# YOUR INSTRUCTIONS:
Repeat each line of the material below exactly as it appears, minus any pictures.

## START MATERIAL PROVIDED

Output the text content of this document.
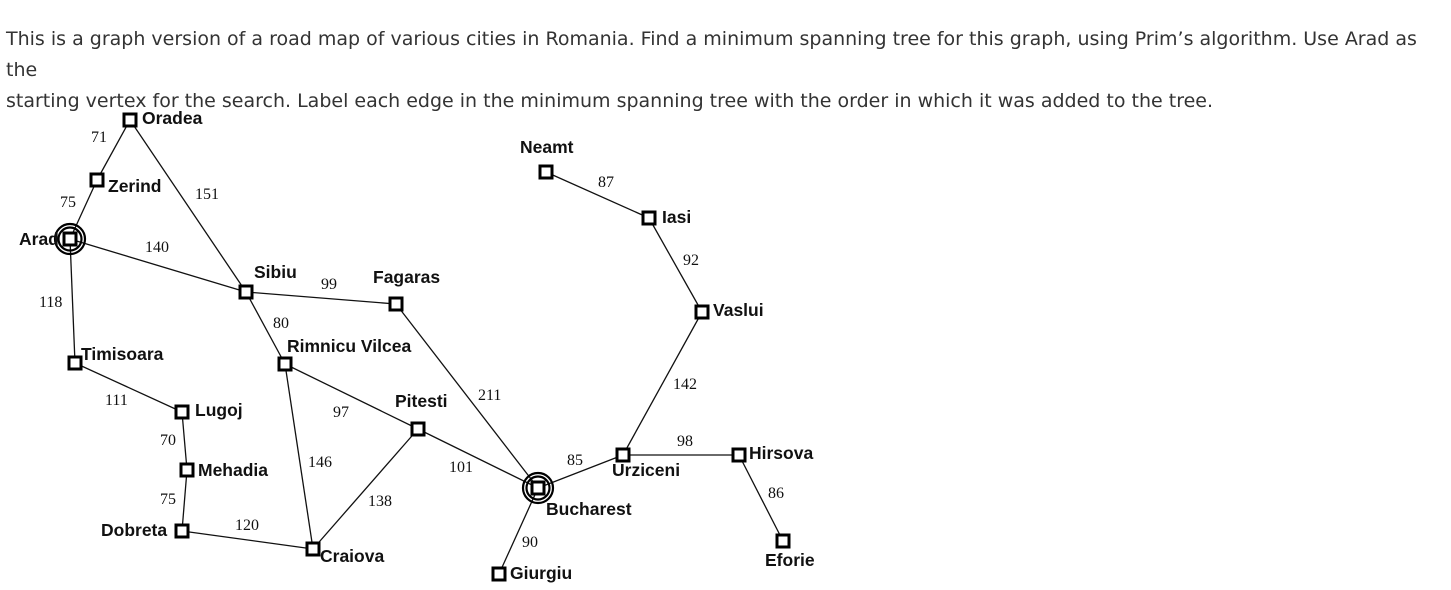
This is a graph version of a road map of various cities in Romania. Find a minimum spanning tree for this graph, using Prim’s algorithm. Use Arad as the
starting vertex for the search. Label each edge in the minimum spanning tree with the order in which it was added to the tree.

71
75	151
140
118
99
80
111
70
75
120
146
97
138
101
211
90
85
98
86
142
92
87
Oradea
Zerind
Arad
Sibiu	Fagaras
Timisoara	Rimnicu Vilcea
Lugoj
Mehadia
Dobreta
Craiova
Pitesti
Bucharest
Giurgiu
Urziceni
Hirsova
Eforie
Vaslui
Iasi
Neamt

## END MATERIAL PROVIDED

# EXERCISE RESPONSE:
Output the text content of this document.
This is a graph version of a road map of various cities in Romania. Find a minimum spanning tree for this graph, using Prim’s algorithm. Use Arad as the
starting vertex for the search. Label each edge in the minimum spanning tree with the order in which it was added to the tree.

71
75	151
140
118
99
80
111
70
75
120
146
97
138
101
211
90
85
98
86
142
92
87
Oradea
Zerind
Arad
Sibiu	Fagaras
Timisoara	Rimnicu Vilcea
Lugoj
Mehadia
Dobreta
Craiova
Pitesti
Bucharest
Giurgiu
Urziceni
Hirsova
Eforie
Vaslui
Iasi
Neamt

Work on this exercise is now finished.